Task inputs:

** START **

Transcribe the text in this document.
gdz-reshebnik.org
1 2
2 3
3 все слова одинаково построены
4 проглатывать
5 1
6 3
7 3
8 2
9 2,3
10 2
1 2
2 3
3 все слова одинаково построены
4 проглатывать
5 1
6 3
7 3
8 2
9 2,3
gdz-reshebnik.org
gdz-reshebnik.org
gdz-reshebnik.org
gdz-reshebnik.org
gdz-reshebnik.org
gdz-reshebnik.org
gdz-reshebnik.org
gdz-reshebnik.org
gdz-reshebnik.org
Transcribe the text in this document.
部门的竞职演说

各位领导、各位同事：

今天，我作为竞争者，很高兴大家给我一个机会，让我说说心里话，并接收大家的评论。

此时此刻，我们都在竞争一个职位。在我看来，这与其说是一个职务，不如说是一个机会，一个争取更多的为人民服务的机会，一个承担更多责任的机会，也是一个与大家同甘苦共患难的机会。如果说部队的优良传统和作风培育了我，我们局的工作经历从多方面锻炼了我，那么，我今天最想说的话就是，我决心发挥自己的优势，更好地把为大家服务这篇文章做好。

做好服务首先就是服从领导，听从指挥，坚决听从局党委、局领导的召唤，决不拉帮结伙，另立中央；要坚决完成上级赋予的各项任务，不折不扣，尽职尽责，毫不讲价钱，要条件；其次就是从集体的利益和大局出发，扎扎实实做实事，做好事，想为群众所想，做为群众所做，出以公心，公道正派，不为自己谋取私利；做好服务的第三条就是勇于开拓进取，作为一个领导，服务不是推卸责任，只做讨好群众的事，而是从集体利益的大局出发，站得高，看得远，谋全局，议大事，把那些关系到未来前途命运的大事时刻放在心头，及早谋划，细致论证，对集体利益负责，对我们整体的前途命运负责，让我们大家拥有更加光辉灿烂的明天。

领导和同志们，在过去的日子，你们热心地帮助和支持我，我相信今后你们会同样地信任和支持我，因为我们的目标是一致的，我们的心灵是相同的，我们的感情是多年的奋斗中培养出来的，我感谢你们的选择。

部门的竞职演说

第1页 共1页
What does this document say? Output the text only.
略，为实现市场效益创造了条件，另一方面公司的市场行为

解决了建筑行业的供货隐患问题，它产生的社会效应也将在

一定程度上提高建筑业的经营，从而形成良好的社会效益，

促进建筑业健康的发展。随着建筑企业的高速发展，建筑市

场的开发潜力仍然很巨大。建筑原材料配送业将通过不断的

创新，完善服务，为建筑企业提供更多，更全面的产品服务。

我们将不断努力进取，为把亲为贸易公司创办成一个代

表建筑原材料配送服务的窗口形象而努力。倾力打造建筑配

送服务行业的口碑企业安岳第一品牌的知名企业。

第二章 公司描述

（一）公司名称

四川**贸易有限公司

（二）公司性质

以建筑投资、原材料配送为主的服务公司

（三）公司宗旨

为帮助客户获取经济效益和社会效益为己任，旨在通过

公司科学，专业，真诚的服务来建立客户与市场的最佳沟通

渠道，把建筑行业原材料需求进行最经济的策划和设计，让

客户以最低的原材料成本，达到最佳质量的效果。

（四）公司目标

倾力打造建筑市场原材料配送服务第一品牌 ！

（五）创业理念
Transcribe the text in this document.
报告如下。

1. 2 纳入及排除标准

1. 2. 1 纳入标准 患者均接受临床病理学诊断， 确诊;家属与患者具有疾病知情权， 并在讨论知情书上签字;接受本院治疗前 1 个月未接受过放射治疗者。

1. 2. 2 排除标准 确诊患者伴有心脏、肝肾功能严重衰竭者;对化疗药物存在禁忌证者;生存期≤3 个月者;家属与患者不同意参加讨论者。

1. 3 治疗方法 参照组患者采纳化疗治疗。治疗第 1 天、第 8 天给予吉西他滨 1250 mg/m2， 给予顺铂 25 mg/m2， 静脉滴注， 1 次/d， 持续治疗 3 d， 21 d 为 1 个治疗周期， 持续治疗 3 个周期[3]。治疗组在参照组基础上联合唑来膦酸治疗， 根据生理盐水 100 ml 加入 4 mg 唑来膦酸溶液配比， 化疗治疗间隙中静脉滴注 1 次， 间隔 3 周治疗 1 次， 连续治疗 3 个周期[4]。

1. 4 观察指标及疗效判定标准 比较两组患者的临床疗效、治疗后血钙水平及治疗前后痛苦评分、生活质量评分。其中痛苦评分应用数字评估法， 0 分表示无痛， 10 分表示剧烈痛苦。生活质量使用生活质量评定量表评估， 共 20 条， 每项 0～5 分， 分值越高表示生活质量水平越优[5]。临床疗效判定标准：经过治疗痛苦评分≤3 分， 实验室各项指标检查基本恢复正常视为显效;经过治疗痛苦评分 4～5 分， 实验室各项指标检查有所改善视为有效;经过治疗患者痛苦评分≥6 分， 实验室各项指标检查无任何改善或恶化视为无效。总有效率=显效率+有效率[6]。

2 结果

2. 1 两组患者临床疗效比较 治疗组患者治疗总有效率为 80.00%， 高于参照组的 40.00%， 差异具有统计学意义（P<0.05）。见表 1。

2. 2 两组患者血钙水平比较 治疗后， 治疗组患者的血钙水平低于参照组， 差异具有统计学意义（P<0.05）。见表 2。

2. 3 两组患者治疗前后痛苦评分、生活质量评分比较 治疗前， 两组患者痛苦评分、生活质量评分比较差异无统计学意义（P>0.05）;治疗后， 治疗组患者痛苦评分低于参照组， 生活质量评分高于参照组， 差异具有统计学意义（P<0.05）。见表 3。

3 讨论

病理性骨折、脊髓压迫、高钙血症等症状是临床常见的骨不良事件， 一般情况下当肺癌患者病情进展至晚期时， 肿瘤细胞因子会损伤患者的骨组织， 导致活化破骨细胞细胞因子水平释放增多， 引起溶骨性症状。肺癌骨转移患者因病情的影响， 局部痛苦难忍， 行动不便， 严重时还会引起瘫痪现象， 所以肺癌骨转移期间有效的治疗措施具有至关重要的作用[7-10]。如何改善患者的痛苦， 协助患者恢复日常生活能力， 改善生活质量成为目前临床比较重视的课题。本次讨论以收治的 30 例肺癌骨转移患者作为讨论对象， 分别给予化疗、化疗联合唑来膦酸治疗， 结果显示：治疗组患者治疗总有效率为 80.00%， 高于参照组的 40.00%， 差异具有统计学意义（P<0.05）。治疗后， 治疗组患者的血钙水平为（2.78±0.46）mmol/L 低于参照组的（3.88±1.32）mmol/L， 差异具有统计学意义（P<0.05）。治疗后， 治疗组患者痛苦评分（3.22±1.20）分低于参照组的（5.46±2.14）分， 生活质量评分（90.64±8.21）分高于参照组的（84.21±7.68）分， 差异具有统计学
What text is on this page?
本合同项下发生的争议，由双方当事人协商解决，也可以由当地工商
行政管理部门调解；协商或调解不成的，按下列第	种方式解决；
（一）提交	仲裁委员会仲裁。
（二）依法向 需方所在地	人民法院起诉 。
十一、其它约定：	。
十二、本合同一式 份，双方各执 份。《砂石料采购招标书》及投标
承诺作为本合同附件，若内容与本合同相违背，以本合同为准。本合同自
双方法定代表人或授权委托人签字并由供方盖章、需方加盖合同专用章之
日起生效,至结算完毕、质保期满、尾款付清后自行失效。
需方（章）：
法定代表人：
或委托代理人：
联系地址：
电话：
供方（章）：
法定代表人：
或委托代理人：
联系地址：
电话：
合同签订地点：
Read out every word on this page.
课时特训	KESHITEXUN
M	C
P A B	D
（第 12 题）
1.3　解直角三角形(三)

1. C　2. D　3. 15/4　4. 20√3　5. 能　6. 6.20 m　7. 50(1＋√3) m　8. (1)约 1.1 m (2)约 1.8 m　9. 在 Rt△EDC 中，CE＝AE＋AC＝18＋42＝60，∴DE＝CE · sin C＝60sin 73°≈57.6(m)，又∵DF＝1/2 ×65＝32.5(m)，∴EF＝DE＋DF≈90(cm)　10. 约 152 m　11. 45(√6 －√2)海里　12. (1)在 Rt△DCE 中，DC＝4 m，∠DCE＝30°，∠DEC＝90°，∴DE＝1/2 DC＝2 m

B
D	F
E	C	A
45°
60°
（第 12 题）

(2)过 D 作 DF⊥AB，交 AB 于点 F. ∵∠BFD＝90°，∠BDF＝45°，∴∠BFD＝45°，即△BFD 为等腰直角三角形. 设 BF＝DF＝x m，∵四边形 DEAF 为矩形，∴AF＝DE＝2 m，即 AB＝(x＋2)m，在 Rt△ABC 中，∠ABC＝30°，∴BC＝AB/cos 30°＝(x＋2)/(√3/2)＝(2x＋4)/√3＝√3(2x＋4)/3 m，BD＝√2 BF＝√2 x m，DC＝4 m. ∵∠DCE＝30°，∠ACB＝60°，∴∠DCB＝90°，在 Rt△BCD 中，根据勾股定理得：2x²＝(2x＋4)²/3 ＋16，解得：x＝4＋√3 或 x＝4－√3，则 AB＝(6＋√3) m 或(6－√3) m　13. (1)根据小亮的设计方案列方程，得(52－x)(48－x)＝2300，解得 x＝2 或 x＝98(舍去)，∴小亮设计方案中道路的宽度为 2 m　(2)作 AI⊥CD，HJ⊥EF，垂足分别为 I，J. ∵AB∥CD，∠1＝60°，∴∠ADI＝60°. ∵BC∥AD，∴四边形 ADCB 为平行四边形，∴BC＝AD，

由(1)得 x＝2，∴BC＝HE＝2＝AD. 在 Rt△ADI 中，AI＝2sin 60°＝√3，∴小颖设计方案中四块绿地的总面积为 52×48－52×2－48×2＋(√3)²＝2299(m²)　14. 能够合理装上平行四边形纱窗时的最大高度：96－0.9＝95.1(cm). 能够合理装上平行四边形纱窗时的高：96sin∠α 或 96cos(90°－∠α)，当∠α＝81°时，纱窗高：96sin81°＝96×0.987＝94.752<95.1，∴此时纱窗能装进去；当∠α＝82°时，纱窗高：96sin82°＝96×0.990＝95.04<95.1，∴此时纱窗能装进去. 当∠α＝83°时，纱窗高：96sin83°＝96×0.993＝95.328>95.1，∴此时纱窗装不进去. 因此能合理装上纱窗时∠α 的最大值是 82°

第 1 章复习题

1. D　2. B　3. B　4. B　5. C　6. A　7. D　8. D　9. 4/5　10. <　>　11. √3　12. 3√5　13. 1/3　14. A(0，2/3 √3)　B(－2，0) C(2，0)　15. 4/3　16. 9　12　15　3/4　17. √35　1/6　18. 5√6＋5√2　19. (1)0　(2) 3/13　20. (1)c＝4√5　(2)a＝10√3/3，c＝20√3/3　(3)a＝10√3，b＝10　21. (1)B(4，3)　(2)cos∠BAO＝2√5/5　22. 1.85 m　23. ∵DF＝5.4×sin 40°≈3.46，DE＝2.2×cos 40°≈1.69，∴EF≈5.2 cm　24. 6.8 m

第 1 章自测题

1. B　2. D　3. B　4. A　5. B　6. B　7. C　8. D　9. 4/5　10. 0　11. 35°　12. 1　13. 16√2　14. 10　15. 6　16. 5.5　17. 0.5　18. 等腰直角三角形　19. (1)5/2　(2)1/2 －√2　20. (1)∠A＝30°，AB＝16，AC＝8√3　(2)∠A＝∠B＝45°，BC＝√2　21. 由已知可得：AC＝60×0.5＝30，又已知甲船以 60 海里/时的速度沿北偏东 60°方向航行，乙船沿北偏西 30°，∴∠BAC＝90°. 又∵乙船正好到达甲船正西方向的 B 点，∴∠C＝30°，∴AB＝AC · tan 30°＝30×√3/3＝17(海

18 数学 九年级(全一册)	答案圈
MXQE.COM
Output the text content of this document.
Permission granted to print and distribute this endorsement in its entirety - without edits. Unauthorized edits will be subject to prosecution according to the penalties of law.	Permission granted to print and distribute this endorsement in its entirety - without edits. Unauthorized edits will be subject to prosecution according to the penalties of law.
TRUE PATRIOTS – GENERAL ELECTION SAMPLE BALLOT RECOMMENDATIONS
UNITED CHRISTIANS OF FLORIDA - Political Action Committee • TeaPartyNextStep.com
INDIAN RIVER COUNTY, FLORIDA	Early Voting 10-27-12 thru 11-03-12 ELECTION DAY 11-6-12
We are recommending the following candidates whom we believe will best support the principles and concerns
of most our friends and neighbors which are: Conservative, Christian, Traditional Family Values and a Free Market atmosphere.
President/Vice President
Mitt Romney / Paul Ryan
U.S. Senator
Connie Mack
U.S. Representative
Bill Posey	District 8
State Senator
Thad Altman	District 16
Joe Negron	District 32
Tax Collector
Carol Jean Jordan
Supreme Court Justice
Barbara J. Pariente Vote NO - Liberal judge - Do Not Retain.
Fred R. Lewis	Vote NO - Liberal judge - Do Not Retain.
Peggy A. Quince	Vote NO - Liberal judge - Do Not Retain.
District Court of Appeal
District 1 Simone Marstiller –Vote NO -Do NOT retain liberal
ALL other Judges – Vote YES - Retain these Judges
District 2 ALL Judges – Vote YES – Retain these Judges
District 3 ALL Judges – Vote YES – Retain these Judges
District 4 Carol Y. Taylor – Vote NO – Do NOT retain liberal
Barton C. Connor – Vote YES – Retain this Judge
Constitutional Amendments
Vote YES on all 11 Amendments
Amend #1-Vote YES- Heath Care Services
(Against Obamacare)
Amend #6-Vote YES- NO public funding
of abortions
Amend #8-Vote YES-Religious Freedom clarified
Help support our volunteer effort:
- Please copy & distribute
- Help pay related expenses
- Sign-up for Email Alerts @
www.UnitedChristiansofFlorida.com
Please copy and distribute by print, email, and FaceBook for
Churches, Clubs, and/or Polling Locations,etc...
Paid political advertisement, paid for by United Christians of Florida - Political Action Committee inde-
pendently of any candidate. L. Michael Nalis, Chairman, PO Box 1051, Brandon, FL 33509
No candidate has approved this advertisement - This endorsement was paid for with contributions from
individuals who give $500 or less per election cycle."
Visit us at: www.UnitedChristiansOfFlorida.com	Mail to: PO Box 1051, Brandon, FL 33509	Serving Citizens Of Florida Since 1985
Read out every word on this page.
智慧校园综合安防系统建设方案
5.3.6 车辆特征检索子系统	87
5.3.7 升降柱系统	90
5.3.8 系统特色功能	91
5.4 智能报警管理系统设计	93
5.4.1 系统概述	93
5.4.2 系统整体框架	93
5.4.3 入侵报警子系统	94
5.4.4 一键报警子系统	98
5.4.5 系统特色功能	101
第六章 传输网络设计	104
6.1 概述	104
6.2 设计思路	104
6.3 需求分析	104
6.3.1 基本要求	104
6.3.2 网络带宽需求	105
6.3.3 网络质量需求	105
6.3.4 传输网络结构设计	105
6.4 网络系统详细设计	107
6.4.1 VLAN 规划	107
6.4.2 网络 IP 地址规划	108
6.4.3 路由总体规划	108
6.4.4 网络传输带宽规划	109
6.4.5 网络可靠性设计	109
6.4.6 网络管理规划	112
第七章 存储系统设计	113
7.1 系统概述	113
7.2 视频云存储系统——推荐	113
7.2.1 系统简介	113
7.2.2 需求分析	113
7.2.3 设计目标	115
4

** END **

Exercise requirements:
Return each line in the records that holds the string "support".

Exercise solution:
We are recommending the following candidates whom we believe will best support the principles and concerns
Help support our volunteer effort:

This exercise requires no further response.